> **Aim**:
Set the following entries down again exactly, line by line.

> **Supplied data**:
══════════════════════════════

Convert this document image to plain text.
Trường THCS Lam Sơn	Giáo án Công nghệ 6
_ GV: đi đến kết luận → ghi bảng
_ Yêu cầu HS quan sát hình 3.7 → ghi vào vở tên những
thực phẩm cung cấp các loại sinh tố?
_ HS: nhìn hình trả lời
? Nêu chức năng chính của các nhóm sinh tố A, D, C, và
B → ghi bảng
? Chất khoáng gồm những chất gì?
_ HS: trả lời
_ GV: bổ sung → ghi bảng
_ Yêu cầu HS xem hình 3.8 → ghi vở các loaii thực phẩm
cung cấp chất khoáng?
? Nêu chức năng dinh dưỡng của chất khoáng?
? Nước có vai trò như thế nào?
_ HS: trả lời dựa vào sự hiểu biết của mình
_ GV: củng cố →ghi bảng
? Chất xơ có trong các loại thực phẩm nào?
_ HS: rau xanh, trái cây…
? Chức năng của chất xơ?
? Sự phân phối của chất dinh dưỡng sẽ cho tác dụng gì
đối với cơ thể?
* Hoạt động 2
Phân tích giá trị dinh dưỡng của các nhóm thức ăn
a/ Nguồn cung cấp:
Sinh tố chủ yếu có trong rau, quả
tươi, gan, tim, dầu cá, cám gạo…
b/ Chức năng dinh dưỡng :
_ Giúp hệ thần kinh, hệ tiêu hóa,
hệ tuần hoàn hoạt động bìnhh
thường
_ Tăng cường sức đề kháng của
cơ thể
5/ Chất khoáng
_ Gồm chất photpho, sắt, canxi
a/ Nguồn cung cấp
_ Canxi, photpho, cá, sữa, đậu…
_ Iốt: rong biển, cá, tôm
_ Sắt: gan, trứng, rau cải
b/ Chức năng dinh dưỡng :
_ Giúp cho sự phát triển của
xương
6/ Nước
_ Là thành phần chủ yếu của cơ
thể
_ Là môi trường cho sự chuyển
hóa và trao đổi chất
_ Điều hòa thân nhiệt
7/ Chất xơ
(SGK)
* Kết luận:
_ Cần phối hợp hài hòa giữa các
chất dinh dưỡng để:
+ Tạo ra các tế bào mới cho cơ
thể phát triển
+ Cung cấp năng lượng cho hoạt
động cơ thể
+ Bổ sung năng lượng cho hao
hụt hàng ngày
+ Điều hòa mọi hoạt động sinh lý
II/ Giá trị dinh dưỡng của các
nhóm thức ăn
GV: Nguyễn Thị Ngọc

══════════════════════════════

> **Output of the exercise**:
Convert this document image to plain text.
Trường THCS Lam Sơn	Giáo án Công nghệ 6
_ GV: đi đến kết luận → ghi bảng
_ Yêu cầu HS quan sát hình 3.7 → ghi vào vở tên những
thực phẩm cung cấp các loại sinh tố?
_ HS: nhìn hình trả lời
? Nêu chức năng chính của các nhóm sinh tố A, D, C, và
B → ghi bảng
? Chất khoáng gồm những chất gì?
_ HS: trả lời
_ GV: bổ sung → ghi bảng
_ Yêu cầu HS xem hình 3.8 → ghi vở các loaii thực phẩm
cung cấp chất khoáng?
? Nêu chức năng dinh dưỡng của chất khoáng?
? Nước có vai trò như thế nào?
_ HS: trả lời dựa vào sự hiểu biết của mình
_ GV: củng cố →ghi bảng
? Chất xơ có trong các loại thực phẩm nào?
_ HS: rau xanh, trái cây…
? Chức năng của chất xơ?
? Sự phân phối của chất dinh dưỡng sẽ cho tác dụng gì
đối với cơ thể?
* Hoạt động 2
Phân tích giá trị dinh dưỡng của các nhóm thức ăn
a/ Nguồn cung cấp:
Sinh tố chủ yếu có trong rau, quả
tươi, gan, tim, dầu cá, cám gạo…
b/ Chức năng dinh dưỡng :
_ Giúp hệ thần kinh, hệ tiêu hóa,
hệ tuần hoàn hoạt động bìnhh
thường
_ Tăng cường sức đề kháng của
cơ thể
5/ Chất khoáng
_ Gồm chất photpho, sắt, canxi
a/ Nguồn cung cấp
_ Canxi, photpho, cá, sữa, đậu…
_ Iốt: rong biển, cá, tôm
_ Sắt: gan, trứng, rau cải
b/ Chức năng dinh dưỡng :
_ Giúp cho sự phát triển của
xương
6/ Nước
_ Là thành phần chủ yếu của cơ
thể
_ Là môi trường cho sự chuyển
hóa và trao đổi chất
_ Điều hòa thân nhiệt
7/ Chất xơ
(SGK)
* Kết luận:
_ Cần phối hợp hài hòa giữa các
chất dinh dưỡng để:
+ Tạo ra các tế bào mới cho cơ
thể phát triển
+ Cung cấp năng lượng cho hoạt
động cơ thể
+ Bổ sung năng lượng cho hao
hụt hàng ngày
+ Điều hòa mọi hoạt động sinh lý
II/ Giá trị dinh dưỡng của các
nhóm thức ăn
GV: Nguyễn Thị Ngọc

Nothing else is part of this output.